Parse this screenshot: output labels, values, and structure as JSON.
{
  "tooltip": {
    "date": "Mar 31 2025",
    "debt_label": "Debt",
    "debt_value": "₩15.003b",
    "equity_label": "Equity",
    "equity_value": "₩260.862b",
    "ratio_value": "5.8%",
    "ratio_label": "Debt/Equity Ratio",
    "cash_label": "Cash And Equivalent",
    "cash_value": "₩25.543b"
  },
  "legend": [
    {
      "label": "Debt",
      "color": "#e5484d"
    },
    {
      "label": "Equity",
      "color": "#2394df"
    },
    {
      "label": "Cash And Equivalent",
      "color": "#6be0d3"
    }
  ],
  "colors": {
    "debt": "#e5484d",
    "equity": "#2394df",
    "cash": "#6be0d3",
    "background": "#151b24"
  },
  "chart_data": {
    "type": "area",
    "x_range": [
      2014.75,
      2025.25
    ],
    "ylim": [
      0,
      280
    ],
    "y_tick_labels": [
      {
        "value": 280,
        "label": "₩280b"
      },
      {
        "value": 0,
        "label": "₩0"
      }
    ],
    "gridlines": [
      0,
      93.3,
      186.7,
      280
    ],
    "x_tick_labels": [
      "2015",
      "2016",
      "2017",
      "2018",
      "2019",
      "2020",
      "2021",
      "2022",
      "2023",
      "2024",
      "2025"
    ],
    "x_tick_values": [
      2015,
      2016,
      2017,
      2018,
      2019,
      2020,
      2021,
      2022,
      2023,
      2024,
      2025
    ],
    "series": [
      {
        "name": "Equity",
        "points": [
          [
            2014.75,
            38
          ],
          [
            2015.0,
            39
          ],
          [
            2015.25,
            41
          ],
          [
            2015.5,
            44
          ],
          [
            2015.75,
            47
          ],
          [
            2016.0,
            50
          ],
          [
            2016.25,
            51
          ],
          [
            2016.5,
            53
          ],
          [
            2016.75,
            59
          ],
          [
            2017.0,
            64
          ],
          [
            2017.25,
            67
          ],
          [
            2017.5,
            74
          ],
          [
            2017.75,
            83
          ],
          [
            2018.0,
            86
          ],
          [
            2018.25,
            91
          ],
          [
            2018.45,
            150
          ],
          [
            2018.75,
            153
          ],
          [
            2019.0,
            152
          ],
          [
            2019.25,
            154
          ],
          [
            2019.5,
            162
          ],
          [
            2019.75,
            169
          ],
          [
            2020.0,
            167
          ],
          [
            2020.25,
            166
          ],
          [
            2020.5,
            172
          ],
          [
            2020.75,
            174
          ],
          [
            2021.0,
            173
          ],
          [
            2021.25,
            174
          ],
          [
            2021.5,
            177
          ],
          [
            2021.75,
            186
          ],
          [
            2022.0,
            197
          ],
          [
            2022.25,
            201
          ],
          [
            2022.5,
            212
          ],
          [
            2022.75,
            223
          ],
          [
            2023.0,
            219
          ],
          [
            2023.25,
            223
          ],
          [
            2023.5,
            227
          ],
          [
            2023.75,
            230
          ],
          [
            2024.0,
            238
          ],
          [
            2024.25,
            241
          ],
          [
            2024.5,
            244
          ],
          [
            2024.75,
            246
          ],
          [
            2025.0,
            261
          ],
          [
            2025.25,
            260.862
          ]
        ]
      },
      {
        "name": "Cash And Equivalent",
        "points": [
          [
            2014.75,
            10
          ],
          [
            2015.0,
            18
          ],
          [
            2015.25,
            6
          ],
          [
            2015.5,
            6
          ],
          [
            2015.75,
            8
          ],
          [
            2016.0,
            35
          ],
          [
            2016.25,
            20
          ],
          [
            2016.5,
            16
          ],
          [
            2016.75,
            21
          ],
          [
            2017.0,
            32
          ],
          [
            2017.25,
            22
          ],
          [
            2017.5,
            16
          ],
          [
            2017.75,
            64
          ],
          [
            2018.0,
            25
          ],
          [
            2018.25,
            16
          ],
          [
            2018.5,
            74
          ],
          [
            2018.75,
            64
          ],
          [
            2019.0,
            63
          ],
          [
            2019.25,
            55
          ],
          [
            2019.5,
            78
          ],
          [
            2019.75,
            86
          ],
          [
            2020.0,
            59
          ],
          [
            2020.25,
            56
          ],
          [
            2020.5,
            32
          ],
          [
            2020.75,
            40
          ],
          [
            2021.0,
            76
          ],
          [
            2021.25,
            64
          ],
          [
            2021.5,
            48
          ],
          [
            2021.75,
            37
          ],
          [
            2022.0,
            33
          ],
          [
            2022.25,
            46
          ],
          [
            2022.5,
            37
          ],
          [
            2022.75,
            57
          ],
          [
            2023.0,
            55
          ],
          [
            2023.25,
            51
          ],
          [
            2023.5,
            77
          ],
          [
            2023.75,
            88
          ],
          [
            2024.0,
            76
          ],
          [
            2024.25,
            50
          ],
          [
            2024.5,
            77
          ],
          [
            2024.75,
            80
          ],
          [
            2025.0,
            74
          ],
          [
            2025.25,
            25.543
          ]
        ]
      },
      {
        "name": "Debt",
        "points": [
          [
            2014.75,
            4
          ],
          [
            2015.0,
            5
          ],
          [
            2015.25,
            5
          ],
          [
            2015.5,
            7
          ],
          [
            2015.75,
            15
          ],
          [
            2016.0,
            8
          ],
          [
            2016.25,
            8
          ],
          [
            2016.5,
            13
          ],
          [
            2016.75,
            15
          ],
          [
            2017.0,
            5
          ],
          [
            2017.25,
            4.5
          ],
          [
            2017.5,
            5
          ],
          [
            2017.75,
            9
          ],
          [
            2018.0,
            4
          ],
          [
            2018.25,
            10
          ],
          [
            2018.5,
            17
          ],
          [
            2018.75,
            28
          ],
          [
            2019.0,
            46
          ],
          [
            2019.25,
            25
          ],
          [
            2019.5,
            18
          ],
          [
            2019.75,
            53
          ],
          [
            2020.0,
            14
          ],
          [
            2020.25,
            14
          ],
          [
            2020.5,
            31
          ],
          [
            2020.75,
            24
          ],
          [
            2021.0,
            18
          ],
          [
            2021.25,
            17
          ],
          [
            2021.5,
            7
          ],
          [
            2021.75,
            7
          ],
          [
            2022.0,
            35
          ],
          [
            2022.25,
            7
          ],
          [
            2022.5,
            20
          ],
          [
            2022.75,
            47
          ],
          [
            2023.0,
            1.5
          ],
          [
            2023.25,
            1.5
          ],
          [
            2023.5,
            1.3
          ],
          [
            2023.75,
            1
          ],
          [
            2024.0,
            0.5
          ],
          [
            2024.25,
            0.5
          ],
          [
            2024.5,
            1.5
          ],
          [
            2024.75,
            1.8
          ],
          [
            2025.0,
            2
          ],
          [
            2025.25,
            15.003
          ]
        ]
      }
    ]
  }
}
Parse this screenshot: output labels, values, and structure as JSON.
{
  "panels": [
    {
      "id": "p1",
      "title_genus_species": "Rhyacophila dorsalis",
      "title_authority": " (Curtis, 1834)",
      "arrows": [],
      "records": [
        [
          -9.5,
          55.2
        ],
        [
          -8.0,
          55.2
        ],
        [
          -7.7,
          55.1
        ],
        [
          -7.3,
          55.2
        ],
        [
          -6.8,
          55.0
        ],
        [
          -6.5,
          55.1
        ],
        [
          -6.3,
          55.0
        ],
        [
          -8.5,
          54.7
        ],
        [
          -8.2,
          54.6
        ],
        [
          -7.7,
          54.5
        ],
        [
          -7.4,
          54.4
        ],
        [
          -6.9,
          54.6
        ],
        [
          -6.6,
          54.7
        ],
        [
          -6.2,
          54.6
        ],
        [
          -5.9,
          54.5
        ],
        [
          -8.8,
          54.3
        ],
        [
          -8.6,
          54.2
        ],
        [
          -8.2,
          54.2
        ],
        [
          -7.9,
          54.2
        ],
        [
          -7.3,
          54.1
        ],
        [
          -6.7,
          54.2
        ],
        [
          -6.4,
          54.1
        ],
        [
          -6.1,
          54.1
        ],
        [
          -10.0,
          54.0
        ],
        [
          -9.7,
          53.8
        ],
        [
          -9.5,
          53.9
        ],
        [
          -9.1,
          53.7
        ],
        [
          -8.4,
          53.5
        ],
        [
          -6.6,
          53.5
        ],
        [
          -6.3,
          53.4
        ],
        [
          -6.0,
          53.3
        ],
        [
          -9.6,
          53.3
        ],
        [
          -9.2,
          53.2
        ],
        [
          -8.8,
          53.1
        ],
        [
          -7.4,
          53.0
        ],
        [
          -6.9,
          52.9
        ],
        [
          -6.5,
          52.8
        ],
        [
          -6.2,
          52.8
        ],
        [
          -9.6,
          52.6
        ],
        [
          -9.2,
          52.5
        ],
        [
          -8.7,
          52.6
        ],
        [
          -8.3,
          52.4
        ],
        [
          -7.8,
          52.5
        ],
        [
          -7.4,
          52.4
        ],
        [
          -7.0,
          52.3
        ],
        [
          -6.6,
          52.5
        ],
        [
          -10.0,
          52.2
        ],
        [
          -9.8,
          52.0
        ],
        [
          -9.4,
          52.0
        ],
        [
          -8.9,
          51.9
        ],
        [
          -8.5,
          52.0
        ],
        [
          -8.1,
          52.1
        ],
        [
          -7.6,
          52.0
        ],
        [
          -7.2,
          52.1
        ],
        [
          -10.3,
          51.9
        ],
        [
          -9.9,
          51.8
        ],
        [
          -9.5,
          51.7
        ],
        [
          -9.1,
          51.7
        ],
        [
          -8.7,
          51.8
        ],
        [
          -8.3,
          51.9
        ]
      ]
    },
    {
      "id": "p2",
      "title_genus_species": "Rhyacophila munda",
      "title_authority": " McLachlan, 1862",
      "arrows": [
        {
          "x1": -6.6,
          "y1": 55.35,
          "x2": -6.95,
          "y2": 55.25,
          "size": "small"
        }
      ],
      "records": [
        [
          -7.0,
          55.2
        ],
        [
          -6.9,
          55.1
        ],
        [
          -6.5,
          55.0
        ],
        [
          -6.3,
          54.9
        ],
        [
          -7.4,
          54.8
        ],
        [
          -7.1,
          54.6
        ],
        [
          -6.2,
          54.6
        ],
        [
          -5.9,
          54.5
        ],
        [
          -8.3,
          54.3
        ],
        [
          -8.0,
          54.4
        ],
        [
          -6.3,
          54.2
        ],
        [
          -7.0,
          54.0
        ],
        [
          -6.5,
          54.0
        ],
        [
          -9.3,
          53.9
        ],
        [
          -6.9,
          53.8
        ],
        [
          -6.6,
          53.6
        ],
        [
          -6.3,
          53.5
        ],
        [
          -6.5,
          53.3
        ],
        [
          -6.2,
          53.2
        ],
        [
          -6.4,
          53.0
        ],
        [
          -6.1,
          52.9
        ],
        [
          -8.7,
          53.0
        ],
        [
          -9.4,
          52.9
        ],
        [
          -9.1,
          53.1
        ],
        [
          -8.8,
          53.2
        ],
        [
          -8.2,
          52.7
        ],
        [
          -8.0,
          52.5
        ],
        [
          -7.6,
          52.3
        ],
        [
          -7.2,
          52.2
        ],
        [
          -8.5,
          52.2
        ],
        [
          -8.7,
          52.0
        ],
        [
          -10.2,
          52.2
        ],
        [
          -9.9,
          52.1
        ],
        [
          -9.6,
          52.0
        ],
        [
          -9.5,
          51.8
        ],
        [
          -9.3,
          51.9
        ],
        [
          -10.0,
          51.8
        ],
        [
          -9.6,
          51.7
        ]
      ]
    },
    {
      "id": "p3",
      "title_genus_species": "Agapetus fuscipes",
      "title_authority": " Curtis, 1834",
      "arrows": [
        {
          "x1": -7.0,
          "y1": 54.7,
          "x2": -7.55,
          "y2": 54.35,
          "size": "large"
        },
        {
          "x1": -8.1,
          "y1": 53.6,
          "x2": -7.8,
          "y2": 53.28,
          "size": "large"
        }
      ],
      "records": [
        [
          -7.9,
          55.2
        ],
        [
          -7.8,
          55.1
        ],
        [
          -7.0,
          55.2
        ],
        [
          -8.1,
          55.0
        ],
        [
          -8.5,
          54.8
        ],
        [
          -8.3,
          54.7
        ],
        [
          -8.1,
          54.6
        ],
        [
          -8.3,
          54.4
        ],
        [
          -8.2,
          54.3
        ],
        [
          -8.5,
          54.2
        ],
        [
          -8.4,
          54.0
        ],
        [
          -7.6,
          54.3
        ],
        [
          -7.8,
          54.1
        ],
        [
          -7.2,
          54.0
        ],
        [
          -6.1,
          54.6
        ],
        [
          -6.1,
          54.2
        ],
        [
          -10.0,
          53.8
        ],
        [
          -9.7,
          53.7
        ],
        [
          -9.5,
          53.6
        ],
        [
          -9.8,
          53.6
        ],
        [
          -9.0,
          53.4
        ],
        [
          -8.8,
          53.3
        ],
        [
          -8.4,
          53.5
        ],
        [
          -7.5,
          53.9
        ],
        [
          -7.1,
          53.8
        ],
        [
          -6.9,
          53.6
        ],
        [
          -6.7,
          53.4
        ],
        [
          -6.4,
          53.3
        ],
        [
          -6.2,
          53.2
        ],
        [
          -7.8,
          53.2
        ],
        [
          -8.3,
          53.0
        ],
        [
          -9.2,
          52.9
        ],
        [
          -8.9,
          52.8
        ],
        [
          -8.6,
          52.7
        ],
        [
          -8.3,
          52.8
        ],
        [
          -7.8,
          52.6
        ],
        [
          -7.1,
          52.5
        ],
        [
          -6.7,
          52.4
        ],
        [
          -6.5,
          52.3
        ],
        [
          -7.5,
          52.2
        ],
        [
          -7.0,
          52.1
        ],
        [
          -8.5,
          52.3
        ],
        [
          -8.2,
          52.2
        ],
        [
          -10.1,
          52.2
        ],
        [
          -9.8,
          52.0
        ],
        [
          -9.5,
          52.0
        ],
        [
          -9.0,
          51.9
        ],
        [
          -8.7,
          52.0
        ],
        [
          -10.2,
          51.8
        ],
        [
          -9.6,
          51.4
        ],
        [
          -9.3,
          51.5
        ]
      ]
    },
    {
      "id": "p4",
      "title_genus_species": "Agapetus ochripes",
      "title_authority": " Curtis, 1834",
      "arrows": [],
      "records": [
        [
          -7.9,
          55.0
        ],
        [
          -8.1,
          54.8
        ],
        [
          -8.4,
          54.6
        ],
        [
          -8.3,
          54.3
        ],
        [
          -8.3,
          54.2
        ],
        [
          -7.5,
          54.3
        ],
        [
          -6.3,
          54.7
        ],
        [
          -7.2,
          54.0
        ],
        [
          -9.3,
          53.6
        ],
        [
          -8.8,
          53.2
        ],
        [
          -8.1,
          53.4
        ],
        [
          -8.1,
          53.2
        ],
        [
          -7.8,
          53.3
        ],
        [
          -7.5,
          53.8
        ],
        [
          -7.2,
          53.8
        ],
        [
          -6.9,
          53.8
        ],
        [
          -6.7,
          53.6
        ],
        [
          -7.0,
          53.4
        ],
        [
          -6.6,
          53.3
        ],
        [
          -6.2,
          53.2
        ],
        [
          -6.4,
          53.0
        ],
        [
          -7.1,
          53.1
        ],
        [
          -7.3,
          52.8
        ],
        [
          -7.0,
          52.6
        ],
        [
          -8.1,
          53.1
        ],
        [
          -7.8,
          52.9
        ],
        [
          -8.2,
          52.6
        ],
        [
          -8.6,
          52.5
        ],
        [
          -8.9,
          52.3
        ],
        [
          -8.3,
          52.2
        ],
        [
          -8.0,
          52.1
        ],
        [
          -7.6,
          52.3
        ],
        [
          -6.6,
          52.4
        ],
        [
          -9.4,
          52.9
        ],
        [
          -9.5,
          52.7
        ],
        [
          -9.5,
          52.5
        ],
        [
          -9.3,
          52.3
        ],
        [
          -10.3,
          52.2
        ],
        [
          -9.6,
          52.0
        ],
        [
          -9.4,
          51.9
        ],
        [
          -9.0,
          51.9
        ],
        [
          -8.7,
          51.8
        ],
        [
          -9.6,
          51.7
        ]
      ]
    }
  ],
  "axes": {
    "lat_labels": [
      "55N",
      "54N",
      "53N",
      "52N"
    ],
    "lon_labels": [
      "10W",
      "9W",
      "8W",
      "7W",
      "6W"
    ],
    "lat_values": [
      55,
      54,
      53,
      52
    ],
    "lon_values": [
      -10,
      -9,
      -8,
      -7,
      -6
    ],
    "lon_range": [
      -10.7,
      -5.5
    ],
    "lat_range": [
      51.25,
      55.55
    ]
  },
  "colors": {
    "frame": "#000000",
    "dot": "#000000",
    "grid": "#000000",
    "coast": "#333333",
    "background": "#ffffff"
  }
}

====

## GIVEN INSTRUCTION
Select, from the listing, all lines that include the word "Equivalent".

## TASK RESPONSE
    "cash_label": "Cash And Equivalent",
      "label": "Cash And Equivalent",
        "name": "Cash And Equivalent",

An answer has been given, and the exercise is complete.